— Start of Dataset records —
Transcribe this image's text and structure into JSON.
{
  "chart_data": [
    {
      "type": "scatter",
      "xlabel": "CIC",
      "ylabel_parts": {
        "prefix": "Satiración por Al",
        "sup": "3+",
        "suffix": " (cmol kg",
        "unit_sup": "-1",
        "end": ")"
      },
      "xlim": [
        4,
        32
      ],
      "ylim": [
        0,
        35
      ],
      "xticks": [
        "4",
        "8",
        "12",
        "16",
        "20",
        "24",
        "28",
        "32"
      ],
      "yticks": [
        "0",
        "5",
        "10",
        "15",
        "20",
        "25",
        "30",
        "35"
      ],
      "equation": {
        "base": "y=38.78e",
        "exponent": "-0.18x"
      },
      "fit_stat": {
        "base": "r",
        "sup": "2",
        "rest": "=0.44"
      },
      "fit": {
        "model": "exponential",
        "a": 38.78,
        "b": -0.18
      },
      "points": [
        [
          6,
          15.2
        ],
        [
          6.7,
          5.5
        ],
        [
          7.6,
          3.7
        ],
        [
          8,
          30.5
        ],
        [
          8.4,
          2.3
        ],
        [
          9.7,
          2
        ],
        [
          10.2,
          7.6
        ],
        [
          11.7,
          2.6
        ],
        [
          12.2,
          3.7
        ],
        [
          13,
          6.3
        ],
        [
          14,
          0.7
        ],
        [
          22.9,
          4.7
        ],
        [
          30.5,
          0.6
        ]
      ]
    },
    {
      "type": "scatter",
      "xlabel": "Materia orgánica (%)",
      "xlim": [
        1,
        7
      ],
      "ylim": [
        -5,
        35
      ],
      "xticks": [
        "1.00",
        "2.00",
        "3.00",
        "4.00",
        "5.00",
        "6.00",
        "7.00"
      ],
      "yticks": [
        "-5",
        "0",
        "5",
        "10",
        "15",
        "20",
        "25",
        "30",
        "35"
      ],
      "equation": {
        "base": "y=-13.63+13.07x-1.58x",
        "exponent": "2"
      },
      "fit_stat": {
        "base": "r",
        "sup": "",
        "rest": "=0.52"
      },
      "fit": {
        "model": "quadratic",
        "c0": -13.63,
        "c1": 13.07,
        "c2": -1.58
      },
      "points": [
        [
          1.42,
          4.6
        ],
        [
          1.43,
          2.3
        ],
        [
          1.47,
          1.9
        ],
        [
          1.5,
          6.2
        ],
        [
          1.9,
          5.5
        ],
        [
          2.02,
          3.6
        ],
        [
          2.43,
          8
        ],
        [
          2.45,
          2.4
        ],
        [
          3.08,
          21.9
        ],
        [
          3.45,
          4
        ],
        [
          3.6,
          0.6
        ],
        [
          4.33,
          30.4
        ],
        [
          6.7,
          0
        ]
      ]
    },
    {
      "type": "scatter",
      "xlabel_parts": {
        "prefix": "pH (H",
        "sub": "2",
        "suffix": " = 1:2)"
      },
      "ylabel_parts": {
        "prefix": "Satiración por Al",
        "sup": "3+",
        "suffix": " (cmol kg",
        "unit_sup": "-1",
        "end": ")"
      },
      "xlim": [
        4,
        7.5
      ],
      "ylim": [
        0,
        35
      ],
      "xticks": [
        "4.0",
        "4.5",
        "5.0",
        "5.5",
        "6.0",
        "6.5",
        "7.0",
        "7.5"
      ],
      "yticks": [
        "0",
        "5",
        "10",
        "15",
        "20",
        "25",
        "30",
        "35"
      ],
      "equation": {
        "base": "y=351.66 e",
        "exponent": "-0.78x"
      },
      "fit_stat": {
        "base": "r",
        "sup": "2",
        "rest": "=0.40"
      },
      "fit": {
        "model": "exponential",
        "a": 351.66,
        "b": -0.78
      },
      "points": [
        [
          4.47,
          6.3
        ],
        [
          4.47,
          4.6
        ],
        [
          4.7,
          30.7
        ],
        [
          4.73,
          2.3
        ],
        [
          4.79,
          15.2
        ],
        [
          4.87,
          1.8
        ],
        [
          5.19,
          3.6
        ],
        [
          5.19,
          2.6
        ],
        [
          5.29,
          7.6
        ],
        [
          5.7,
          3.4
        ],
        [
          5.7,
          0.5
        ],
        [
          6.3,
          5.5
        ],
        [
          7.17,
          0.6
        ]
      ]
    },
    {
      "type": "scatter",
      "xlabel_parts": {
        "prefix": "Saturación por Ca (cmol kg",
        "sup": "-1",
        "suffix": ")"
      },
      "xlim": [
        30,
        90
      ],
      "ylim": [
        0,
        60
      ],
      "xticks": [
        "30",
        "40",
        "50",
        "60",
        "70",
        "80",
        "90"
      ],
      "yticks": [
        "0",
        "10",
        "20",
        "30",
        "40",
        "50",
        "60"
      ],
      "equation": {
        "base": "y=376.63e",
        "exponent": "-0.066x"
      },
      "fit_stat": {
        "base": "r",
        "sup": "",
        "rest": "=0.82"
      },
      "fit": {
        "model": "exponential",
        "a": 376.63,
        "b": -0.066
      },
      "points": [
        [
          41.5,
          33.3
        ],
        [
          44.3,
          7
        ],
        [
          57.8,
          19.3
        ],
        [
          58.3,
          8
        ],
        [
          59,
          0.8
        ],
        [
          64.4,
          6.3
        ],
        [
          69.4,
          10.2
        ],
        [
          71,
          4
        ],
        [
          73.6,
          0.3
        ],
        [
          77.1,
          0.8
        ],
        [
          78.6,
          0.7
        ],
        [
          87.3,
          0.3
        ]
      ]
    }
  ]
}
— End of Dataset records —
Write out all records exactly, keeping every detail.

**In response:**
Transcribe this image's text and structure into JSON.
{
  "chart_data": [
    {
      "type": "scatter",
      "xlabel": "CIC",
      "ylabel_parts": {
        "prefix": "Satiración por Al",
        "sup": "3+",
        "suffix": " (cmol kg",
        "unit_sup": "-1",
        "end": ")"
      },
      "xlim": [
        4,
        32
      ],
      "ylim": [
        0,
        35
      ],
      "xticks": [
        "4",
        "8",
        "12",
        "16",
        "20",
        "24",
        "28",
        "32"
      ],
      "yticks": [
        "0",
        "5",
        "10",
        "15",
        "20",
        "25",
        "30",
        "35"
      ],
      "equation": {
        "base": "y=38.78e",
        "exponent": "-0.18x"
      },
      "fit_stat": {
        "base": "r",
        "sup": "2",
        "rest": "=0.44"
      },
      "fit": {
        "model": "exponential",
        "a": 38.78,
        "b": -0.18
      },
      "points": [
        [
          6,
          15.2
        ],
        [
          6.7,
          5.5
        ],
        [
          7.6,
          3.7
        ],
        [
          8,
          30.5
        ],
        [
          8.4,
          2.3
        ],
        [
          9.7,
          2
        ],
        [
          10.2,
          7.6
        ],
        [
          11.7,
          2.6
        ],
        [
          12.2,
          3.7
        ],
        [
          13,
          6.3
        ],
        [
          14,
          0.7
        ],
        [
          22.9,
          4.7
        ],
        [
          30.5,
          0.6
        ]
      ]
    },
    {
      "type": "scatter",
      "xlabel": "Materia orgánica (%)",
      "xlim": [
        1,
        7
      ],
      "ylim": [
        -5,
        35
      ],
      "xticks": [
        "1.00",
        "2.00",
        "3.00",
        "4.00",
        "5.00",
        "6.00",
        "7.00"
      ],
      "yticks": [
        "-5",
        "0",
        "5",
        "10",
        "15",
        "20",
        "25",
        "30",
        "35"
      ],
      "equation": {
        "base": "y=-13.63+13.07x-1.58x",
        "exponent": "2"
      },
      "fit_stat": {
        "base": "r",
        "sup": "",
        "rest": "=0.52"
      },
      "fit": {
        "model": "quadratic",
        "c0": -13.63,
        "c1": 13.07,
        "c2": -1.58
      },
      "points": [
        [
          1.42,
          4.6
        ],
        [
          1.43,
          2.3
        ],
        [
          1.47,
          1.9
        ],
        [
          1.5,
          6.2
        ],
        [
          1.9,
          5.5
        ],
        [
          2.02,
          3.6
        ],
        [
          2.43,
          8
        ],
        [
          2.45,
          2.4
        ],
        [
          3.08,
          21.9
        ],
        [
          3.45,
          4
        ],
        [
          3.6,
          0.6
        ],
        [
          4.33,
          30.4
        ],
        [
          6.7,
          0
        ]
      ]
    },
    {
      "type": "scatter",
      "xlabel_parts": {
        "prefix": "pH (H",
        "sub": "2",
        "suffix": " = 1:2)"
      },
      "ylabel_parts": {
        "prefix": "Satiración por Al",
        "sup": "3+",
        "suffix": " (cmol kg",
        "unit_sup": "-1",
        "end": ")"
      },
      "xlim": [
        4,
        7.5
      ],
      "ylim": [
        0,
        35
      ],
      "xticks": [
        "4.0",
        "4.5",
        "5.0",
        "5.5",
        "6.0",
        "6.5",
        "7.0",
        "7.5"
      ],
      "yticks": [
        "0",
        "5",
        "10",
        "15",
        "20",
        "25",
        "30",
        "35"
      ],
      "equation": {
        "base": "y=351.66 e",
        "exponent": "-0.78x"
      },
      "fit_stat": {
        "base": "r",
        "sup": "2",
        "rest": "=0.40"
      },
      "fit": {
        "model": "exponential",
        "a": 351.66,
        "b": -0.78
      },
      "points": [
        [
          4.47,
          6.3
        ],
        [
          4.47,
          4.6
        ],
        [
          4.7,
          30.7
        ],
        [
          4.73,
          2.3
        ],
        [
          4.79,
          15.2
        ],
        [
          4.87,
          1.8
        ],
        [
          5.19,
          3.6
        ],
        [
          5.19,
          2.6
        ],
        [
          5.29,
          7.6
        ],
        [
          5.7,
          3.4
        ],
        [
          5.7,
          0.5
        ],
        [
          6.3,
          5.5
        ],
        [
          7.17,
          0.6
        ]
      ]
    },
    {
      "type": "scatter",
      "xlabel_parts": {
        "prefix": "Saturación por Ca (cmol kg",
        "sup": "-1",
        "suffix": ")"
      },
      "xlim": [
        30,
        90
      ],
      "ylim": [
        0,
        60
      ],
      "xticks": [
        "30",
        "40",
        "50",
        "60",
        "70",
        "80",
        "90"
      ],
      "yticks": [
        "0",
        "10",
        "20",
        "30",
        "40",
        "50",
        "60"
      ],
      "equation": {
        "base": "y=376.63e",
        "exponent": "-0.066x"
      },
      "fit_stat": {
        "base": "r",
        "sup": "",
        "rest": "=0.82"
      },
      "fit": {
        "model": "exponential",
        "a": 376.63,
        "b": -0.066
      },
      "points": [
        [
          41.5,
          33.3
        ],
        [
          44.3,
          7
        ],
        [
          57.8,
          19.3
        ],
        [
          58.3,
          8
        ],
        [
          59,
          0.8
        ],
        [
          64.4,
          6.3
        ],
        [
          69.4,
          10.2
        ],
        [
          71,
          4
        ],
        [
          73.6,
          0.3
        ],
        [
          77.1,
          0.8
        ],
        [
          78.6,
          0.7
        ],
        [
          87.3,
          0.3
        ]
      ]
    }
  ]
}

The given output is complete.